Write the data out again in full, with no departure from the original.

(Extracted data entries)
·····

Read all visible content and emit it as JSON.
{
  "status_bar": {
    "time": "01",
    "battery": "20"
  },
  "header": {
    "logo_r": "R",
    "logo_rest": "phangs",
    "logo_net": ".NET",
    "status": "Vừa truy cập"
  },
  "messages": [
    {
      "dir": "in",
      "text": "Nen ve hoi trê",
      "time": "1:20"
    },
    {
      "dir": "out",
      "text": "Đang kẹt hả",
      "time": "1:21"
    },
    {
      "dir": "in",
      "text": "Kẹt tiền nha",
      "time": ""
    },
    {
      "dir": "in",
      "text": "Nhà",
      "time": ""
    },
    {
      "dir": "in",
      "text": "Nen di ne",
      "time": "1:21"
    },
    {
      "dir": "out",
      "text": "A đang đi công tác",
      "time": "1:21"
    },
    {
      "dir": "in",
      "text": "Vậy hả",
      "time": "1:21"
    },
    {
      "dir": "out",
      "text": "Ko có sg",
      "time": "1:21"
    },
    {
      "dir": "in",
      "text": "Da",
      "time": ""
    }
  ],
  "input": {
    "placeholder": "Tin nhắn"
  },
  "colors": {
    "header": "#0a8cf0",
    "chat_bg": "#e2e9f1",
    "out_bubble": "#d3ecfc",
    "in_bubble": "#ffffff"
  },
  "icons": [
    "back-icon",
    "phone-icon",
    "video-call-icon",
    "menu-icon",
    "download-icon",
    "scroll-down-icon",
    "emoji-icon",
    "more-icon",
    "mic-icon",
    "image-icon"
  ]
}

·····

Reply to the task>
Read all visible content and emit it as JSON.
{
  "status_bar": {
    "time": "01",
    "battery": "20"
  },
  "header": {
    "logo_r": "R",
    "logo_rest": "phangs",
    "logo_net": ".NET",
    "status": "Vừa truy cập"
  },
  "messages": [
    {
      "dir": "in",
      "text": "Nen ve hoi trê",
      "time": "1:20"
    },
    {
      "dir": "out",
      "text": "Đang kẹt hả",
      "time": "1:21"
    },
    {
      "dir": "in",
      "text": "Kẹt tiền nha",
      "time": ""
    },
    {
      "dir": "in",
      "text": "Nhà",
      "time": ""
    },
    {
      "dir": "in",
      "text": "Nen di ne",
      "time": "1:21"
    },
    {
      "dir": "out",
      "text": "A đang đi công tác",
      "time": "1:21"
    },
    {
      "dir": "in",
      "text": "Vậy hả",
      "time": "1:21"
    },
    {
      "dir": "out",
      "text": "Ko có sg",
      "time": "1:21"
    },
    {
      "dir": "in",
      "text": "Da",
      "time": ""
    }
  ],
  "input": {
    "placeholder": "Tin nhắn"
  },
  "colors": {
    "header": "#0a8cf0",
    "chat_bg": "#e2e9f1",
    "out_bubble": "#d3ecfc",
    "in_bubble": "#ffffff"
  },
  "icons": [
    "back-icon",
    "phone-icon",
    "video-call-icon",
    "menu-icon",
    "download-icon",
    "scroll-down-icon",
    "emoji-icon",
    "more-icon",
    "mic-icon",
    "image-icon"
  ]
}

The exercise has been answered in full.